# REQUIRED ACTIONS
(a) Reproduce, word for word, the stretch of the cube-orientation passage from "There are two" through "of that cube.".
(b) Continue the passage about orienting cubes from the point where it stops.

# TEXT EXTRACT
There are two ways you can view the process - from the point of view of the cube-orienter, or from the point of view of the final guesser.

It turns out to be more useful to consider the cube-orienter's job.

Given a cube, he has to pick an orientation to leave it in. Let's view this as a function from the set of possible cubes to the set of 'visible orientations', i.e. we ignore what's on the bottom face. Then this function must be a bijection, and it must satisfy the constraint that the image of a cube under this function does give a valid 'visible orientation' of that cube.

This constraint can be represented as a bipartite graph, where there are $\frac{1}{24}n(n-1)(n-2)(n-3)(n-4)(n-5) = 30\binom{n}{6}$ vertices on the left representing the different cubes, $n(n-1)(n-2)(n-3)(n-4)$ vertices on the right representing the 'visible orientations', and each cube has $24$ edges linking it to its valid 'visible orientations'. Conversely, each 'visible orientation' has $n-5$ edges linking back to the cubes it could have arisen from. In this context, the bijective function we seek is a matching in this graph.

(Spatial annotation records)
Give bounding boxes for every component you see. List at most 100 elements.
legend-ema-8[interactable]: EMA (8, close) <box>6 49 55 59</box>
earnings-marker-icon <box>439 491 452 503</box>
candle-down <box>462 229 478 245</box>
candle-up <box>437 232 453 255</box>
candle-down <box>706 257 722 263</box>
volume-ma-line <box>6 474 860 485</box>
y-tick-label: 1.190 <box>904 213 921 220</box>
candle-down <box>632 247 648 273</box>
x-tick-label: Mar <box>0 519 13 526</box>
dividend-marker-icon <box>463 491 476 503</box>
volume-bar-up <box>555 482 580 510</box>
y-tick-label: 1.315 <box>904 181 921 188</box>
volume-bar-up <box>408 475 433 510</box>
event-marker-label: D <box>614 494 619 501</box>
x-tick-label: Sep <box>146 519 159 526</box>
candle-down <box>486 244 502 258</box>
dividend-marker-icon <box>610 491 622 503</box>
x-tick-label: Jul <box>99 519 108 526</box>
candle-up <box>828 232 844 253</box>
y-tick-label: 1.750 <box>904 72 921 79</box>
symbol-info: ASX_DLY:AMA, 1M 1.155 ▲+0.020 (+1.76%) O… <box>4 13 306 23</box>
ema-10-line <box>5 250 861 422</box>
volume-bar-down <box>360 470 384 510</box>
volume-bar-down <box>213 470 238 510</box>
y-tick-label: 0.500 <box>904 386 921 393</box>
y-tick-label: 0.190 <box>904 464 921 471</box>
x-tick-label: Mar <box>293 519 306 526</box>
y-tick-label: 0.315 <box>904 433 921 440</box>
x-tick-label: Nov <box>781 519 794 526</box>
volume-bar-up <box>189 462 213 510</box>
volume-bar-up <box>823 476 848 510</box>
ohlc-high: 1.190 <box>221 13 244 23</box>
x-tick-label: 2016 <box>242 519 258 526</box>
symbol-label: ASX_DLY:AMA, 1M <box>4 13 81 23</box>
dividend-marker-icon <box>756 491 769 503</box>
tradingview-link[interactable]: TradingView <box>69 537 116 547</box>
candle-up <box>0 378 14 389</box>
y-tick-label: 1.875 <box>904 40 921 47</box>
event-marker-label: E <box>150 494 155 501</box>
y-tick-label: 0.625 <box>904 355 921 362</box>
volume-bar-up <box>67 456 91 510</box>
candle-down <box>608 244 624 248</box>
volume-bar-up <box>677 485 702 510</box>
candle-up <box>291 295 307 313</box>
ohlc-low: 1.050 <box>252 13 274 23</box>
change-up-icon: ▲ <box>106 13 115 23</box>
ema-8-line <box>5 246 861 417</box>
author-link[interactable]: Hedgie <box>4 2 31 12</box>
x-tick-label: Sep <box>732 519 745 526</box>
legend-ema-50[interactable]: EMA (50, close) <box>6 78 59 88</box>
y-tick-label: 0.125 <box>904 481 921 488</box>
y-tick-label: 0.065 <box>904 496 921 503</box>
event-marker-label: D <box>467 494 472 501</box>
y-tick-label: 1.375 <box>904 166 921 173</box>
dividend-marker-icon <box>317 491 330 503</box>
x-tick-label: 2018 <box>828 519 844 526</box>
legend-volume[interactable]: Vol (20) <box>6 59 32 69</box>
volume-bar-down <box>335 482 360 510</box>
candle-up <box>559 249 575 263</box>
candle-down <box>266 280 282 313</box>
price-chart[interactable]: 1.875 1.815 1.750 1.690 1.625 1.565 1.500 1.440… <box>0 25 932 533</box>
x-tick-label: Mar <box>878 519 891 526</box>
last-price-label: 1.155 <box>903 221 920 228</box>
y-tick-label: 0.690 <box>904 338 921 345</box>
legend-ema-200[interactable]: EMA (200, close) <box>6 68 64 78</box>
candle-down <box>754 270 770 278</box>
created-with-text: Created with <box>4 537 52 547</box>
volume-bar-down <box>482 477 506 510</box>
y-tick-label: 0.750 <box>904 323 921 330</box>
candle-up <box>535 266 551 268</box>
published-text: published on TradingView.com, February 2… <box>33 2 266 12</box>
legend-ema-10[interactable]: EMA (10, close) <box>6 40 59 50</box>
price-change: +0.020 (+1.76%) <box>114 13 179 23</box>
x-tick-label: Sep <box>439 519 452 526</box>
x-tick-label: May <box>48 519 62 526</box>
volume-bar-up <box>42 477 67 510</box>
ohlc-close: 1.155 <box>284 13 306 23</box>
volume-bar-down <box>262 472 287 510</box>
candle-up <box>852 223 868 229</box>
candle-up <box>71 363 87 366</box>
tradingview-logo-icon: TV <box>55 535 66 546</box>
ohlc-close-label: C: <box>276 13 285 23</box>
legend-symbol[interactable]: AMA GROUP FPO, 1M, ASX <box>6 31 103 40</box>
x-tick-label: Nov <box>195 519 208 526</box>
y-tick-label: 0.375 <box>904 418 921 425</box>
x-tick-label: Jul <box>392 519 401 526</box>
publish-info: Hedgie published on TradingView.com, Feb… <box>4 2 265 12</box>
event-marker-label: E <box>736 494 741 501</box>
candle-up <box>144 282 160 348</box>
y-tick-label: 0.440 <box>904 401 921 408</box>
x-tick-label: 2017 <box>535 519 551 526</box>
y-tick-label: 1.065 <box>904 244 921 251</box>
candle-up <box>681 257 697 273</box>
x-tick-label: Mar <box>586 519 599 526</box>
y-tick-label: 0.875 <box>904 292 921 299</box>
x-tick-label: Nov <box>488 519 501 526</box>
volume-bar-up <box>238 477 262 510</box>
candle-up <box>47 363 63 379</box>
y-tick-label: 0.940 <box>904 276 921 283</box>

# EXPECTED ANSWERS
(a)
There are two ways you can view the process - from the point of view of the cube-orienter, or from the point of view of the final guesser.

It turns out to be more useful to consider the cube-orienter's job.

Given a cube, he has to pick an orientation to leave it in. Let's view this as a function from the set of possible cubes to the set of 'visible orientations', i.e. we ignore what's on the bottom face. Then this function must be a bijection, and it must satisfy the constraint that the image of a cube under this function does give a valid 'visible orientation' of that cube.

(b)
Hence the original problem is equivalent to the existence of a matching in this bipartite graph. A necessary and sufficient condition for such a matching to exist is given by Hall's Marriage Theorem. We need to check that for any set of $k$ cubes, the cardinality of the union of 'visible orientations' linked to these cubes is greater than or equal to $k$. But $k$ cubes give rise to $24k$ edges, which give rise to at least $24k/(n-5)$ 'visible orientations', which is greater than or equal to $k$ for $n \leq 29$.

So there is a strategy for $n = 29$, and conversely this is the best possible just by comparing the number of vertices on either side.

Update: An explicit strategy was requested, so here is an adaptation of the standard card trick strategy:

Let's assume we're working with numbers from $0$ to $28$ for convenience.

The cube-orienter adds up the numbers on all the faces of the cube modulo $6$. Call the result $i$, with $0 \leq i \leq 5$. Now if $i=0$, put the smallest face face-down, if $i=1$, put the second smallest face-down, and so on. Later on, the guesser will be able to add up all the visible faces modulo $6$, and a little thought shows that the hidden face will be congruent to the negative of this modulo $6$, provided the guesser renumbers the unseen numbers from $0$ to $23$. This means the guesser will know the answer is one of $4$ cards, and these remaining $4$ degrees of freedom can be communicated by the $4$ possible rotations the cube-orienter can leave the cube in (with a fixed face down). E.g. of the side-faces, the largest can be pointing left/forward/right/backward.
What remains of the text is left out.